WORK TO DO: Extract every line starting at the line that contains "What's the underlying" and ending with the final line of the data, inclusive; give only those lines, word for word.

:: MATERIAL SHOWN ::

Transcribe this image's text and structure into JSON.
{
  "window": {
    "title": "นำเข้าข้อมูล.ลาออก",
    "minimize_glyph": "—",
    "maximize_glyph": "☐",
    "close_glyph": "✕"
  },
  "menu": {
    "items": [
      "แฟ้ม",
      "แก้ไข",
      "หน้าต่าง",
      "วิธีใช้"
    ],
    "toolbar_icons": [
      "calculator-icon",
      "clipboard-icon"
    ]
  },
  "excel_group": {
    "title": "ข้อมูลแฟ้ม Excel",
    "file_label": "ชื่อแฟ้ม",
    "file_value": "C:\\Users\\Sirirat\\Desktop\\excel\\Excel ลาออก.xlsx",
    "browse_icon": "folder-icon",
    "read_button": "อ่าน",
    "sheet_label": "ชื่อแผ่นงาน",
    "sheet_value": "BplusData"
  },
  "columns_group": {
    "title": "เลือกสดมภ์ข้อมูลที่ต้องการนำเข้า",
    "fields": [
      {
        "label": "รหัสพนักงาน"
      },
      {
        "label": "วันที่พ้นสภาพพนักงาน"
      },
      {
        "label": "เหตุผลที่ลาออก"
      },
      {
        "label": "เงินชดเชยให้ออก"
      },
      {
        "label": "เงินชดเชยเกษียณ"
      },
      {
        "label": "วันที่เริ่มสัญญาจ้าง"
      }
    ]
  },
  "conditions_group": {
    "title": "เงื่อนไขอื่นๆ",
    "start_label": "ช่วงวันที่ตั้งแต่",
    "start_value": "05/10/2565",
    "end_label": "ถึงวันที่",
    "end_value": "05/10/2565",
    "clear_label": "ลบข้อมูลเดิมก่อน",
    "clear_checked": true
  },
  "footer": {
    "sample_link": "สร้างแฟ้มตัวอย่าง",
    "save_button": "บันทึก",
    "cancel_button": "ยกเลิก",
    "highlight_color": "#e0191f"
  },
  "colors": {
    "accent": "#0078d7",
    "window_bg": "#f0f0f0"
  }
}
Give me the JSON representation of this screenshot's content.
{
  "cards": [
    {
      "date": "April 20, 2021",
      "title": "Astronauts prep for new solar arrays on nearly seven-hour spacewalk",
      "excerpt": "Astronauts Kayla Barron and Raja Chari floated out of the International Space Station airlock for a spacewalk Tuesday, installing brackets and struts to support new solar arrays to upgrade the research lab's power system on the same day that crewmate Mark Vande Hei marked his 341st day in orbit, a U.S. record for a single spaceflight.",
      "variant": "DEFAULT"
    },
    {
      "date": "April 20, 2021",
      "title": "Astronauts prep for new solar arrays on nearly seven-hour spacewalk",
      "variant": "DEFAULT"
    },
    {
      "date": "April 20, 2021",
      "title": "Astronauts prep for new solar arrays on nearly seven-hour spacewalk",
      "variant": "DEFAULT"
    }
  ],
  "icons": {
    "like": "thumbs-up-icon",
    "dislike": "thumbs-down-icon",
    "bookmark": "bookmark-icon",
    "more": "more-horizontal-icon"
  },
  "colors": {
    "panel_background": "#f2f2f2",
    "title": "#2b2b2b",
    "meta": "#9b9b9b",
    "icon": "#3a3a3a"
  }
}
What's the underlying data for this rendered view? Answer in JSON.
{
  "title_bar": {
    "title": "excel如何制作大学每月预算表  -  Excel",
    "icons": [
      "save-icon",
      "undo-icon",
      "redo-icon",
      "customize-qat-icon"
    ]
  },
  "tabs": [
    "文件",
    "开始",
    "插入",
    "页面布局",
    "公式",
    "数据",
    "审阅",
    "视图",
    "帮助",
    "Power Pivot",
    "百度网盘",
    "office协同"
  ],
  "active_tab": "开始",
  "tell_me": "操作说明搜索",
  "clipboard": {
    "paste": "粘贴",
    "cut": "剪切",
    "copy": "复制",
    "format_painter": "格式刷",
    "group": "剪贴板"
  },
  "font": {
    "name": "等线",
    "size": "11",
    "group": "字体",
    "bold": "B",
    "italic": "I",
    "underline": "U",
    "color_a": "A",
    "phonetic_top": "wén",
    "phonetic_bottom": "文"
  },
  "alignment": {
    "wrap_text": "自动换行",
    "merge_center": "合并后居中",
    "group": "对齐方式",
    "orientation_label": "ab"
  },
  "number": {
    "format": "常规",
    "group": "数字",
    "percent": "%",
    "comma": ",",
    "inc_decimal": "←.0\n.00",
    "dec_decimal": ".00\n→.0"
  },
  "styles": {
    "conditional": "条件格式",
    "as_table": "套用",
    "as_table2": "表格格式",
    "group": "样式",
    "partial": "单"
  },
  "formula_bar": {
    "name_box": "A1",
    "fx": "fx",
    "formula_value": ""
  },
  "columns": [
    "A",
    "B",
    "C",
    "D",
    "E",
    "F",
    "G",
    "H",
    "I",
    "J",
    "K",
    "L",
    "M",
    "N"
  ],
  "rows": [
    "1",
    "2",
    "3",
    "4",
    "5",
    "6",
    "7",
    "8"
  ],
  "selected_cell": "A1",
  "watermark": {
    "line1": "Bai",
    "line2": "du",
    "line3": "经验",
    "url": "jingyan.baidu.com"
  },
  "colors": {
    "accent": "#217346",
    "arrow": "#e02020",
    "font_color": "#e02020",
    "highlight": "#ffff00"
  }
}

:::

THE SOLUTION:
What's the underlying data for this rendered view? Answer in JSON.
{
  "title_bar": {
    "title": "excel如何制作大学每月预算表  -  Excel",
    "icons": [
      "save-icon",
      "undo-icon",
      "redo-icon",
      "customize-qat-icon"
    ]
  },
  "tabs": [
    "文件",
    "开始",
    "插入",
    "页面布局",
    "公式",
    "数据",
    "审阅",
    "视图",
    "帮助",
    "Power Pivot",
    "百度网盘",
    "office协同"
  ],
  "active_tab": "开始",
  "tell_me": "操作说明搜索",
  "clipboard": {
    "paste": "粘贴",
    "cut": "剪切",
    "copy": "复制",
    "format_painter": "格式刷",
    "group": "剪贴板"
  },
  "font": {
    "name": "等线",
    "size": "11",
    "group": "字体",
    "bold": "B",
    "italic": "I",
    "underline": "U",
    "color_a": "A",
    "phonetic_top": "wén",
    "phonetic_bottom": "文"
  },
  "alignment": {
    "wrap_text": "自动换行",
    "merge_center": "合并后居中",
    "group": "对齐方式",
    "orientation_label": "ab"
  },
  "number": {
    "format": "常规",
    "group": "数字",
    "percent": "%",
    "comma": ",",
    "inc_decimal": "←.0\n.00",
    "dec_decimal": ".00\n→.0"
  },
  "styles": {
    "conditional": "条件格式",
    "as_table": "套用",
    "as_table2": "表格格式",
    "group": "样式",
    "partial": "单"
  },
  "formula_bar": {
    "name_box": "A1",
    "fx": "fx",
    "formula_value": ""
  },
  "columns": [
    "A",
    "B",
    "C",
    "D",
    "E",
    "F",
    "G",
    "H",
    "I",
    "J",
    "K",
    "L",
    "M",
    "N"
  ],
  "rows": [
    "1",
    "2",
    "3",
    "4",
    "5",
    "6",
    "7",
    "8"
  ],
  "selected_cell": "A1",
  "watermark": {
    "line1": "Bai",
    "line2": "du",
    "line3": "经验",
    "url": "jingyan.baidu.com"
  },
  "colors": {
    "accent": "#217346",
    "arrow": "#e02020",
    "font_color": "#e02020",
    "highlight": "#ffff00"
  }
}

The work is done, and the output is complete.